Stored data
#####

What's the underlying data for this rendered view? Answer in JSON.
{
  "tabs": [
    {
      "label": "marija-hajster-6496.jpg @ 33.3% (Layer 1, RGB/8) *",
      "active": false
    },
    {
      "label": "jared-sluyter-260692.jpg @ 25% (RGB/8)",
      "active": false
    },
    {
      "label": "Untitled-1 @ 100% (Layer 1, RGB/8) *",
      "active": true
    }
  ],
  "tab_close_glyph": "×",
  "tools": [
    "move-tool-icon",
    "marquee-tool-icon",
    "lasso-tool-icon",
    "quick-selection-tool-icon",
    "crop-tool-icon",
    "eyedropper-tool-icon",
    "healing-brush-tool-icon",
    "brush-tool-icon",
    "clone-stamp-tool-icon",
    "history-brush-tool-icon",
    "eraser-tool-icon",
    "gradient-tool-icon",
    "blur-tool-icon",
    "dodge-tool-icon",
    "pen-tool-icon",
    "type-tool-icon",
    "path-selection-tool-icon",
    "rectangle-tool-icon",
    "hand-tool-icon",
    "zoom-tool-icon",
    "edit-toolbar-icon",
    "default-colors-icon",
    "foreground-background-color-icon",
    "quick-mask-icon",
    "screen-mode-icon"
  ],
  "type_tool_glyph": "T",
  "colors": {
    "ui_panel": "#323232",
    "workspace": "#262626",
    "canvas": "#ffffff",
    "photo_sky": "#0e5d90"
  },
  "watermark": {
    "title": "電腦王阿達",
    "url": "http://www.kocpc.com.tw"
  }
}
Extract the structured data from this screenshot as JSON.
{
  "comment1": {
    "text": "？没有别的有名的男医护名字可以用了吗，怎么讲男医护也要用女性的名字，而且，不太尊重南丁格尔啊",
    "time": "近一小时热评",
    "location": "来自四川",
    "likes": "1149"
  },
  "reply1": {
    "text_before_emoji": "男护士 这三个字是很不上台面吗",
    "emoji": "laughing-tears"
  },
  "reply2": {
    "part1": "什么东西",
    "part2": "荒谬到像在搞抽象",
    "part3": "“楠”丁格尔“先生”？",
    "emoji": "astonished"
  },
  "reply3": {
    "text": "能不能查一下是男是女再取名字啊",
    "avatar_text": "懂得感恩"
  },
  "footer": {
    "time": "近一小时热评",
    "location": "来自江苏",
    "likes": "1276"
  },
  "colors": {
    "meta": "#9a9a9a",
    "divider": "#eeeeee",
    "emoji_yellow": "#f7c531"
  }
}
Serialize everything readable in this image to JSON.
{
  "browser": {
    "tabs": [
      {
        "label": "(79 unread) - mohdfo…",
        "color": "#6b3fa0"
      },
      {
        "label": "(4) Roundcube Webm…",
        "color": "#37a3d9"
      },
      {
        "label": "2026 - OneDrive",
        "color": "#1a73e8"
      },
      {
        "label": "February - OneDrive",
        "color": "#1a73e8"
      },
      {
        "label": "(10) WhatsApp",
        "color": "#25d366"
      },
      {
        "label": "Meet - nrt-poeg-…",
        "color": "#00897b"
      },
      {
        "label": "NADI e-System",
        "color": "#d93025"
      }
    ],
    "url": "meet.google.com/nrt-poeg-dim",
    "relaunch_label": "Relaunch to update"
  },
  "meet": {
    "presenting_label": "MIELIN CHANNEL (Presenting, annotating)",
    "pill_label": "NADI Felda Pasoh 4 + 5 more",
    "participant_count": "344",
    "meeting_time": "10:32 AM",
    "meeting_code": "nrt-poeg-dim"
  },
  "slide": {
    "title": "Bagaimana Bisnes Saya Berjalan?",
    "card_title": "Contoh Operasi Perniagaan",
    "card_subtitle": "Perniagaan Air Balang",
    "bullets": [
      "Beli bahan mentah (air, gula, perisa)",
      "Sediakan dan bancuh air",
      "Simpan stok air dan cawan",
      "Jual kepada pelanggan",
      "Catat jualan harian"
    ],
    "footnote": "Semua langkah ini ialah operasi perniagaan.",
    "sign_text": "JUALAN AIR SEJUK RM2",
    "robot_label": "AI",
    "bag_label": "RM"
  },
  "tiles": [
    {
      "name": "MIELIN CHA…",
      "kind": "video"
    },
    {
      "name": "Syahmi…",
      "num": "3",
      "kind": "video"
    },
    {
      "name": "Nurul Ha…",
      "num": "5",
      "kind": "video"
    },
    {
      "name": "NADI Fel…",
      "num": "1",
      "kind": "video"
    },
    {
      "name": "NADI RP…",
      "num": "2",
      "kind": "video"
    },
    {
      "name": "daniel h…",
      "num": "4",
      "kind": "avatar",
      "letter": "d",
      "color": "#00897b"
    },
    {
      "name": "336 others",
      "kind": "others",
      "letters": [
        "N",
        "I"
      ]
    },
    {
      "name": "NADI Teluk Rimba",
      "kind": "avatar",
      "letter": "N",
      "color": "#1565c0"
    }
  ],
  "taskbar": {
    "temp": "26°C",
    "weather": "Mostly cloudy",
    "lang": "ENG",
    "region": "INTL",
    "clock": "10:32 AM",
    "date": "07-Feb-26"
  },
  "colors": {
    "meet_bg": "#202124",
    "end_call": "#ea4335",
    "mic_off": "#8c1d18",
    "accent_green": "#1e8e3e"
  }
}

#####

=== Exercise goal ===
Check each line of the records above for "selection", and copy those that have it.

=== Exercise answer ===
    "quick-selection-tool-icon",
    "path-selection-tool-icon",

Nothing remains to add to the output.